> **Supplied material**:

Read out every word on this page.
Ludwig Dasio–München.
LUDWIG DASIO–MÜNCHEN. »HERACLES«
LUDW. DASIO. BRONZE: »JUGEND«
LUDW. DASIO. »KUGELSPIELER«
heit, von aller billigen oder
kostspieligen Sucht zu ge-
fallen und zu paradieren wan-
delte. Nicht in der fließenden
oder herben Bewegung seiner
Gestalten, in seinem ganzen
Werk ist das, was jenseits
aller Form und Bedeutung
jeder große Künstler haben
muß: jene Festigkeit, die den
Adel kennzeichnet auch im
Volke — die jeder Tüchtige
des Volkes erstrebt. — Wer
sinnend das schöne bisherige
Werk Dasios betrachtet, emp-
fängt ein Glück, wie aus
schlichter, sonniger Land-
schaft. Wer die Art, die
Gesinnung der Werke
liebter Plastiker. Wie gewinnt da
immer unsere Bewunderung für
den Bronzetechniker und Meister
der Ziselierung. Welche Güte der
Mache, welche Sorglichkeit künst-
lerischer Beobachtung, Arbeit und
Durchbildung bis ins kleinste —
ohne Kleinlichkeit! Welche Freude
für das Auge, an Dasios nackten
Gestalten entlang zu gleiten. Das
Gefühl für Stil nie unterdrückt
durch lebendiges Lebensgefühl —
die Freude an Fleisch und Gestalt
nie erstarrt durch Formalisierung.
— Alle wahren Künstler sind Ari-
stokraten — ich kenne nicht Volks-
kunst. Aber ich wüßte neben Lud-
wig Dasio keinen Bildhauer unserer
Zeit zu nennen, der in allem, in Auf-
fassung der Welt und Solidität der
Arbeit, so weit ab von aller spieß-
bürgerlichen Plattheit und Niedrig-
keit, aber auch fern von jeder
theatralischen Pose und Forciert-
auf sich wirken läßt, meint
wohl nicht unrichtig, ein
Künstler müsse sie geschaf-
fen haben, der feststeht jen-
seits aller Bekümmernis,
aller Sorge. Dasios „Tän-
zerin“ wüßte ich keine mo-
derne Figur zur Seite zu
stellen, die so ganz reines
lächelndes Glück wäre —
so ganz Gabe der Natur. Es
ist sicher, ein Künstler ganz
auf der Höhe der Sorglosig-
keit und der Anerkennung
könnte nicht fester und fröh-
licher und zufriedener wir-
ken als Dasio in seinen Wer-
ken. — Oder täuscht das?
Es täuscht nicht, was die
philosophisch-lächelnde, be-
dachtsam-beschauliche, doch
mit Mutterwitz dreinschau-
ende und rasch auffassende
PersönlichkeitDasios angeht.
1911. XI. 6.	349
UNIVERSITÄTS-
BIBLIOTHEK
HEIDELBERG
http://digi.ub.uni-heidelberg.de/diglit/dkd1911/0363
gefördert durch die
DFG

> **What you are asked to do**: Give the entries again in full, exactly as they are written.

> **Finished answer**:
Read out every word on this page.
Ludwig Dasio–München.
LUDWIG DASIO–MÜNCHEN. »HERACLES«
LUDW. DASIO. BRONZE: »JUGEND«
LUDW. DASIO. »KUGELSPIELER«
heit, von aller billigen oder
kostspieligen Sucht zu ge-
fallen und zu paradieren wan-
delte. Nicht in der fließenden
oder herben Bewegung seiner
Gestalten, in seinem ganzen
Werk ist das, was jenseits
aller Form und Bedeutung
jeder große Künstler haben
muß: jene Festigkeit, die den
Adel kennzeichnet auch im
Volke — die jeder Tüchtige
des Volkes erstrebt. — Wer
sinnend das schöne bisherige
Werk Dasios betrachtet, emp-
fängt ein Glück, wie aus
schlichter, sonniger Land-
schaft. Wer die Art, die
Gesinnung der Werke
liebter Plastiker. Wie gewinnt da
immer unsere Bewunderung für
den Bronzetechniker und Meister
der Ziselierung. Welche Güte der
Mache, welche Sorglichkeit künst-
lerischer Beobachtung, Arbeit und
Durchbildung bis ins kleinste —
ohne Kleinlichkeit! Welche Freude
für das Auge, an Dasios nackten
Gestalten entlang zu gleiten. Das
Gefühl für Stil nie unterdrückt
durch lebendiges Lebensgefühl —
die Freude an Fleisch und Gestalt
nie erstarrt durch Formalisierung.
— Alle wahren Künstler sind Ari-
stokraten — ich kenne nicht Volks-
kunst. Aber ich wüßte neben Lud-
wig Dasio keinen Bildhauer unserer
Zeit zu nennen, der in allem, in Auf-
fassung der Welt und Solidität der
Arbeit, so weit ab von aller spieß-
bürgerlichen Plattheit und Niedrig-
keit, aber auch fern von jeder
theatralischen Pose und Forciert-
auf sich wirken läßt, meint
wohl nicht unrichtig, ein
Künstler müsse sie geschaf-
fen haben, der feststeht jen-
seits aller Bekümmernis,
aller Sorge. Dasios „Tän-
zerin“ wüßte ich keine mo-
derne Figur zur Seite zu
stellen, die so ganz reines
lächelndes Glück wäre —
so ganz Gabe der Natur. Es
ist sicher, ein Künstler ganz
auf der Höhe der Sorglosig-
keit und der Anerkennung
könnte nicht fester und fröh-
licher und zufriedener wir-
ken als Dasio in seinen Wer-
ken. — Oder täuscht das?
Es täuscht nicht, was die
philosophisch-lächelnde, be-
dachtsam-beschauliche, doch
mit Mutterwitz dreinschau-
ende und rasch auffassende
PersönlichkeitDasios angeht.
1911. XI. 6.	349
UNIVERSITÄTS-
BIBLIOTHEK
HEIDELBERG
http://digi.ub.uni-heidelberg.de/diglit/dkd1911/0363
gefördert durch die
DFG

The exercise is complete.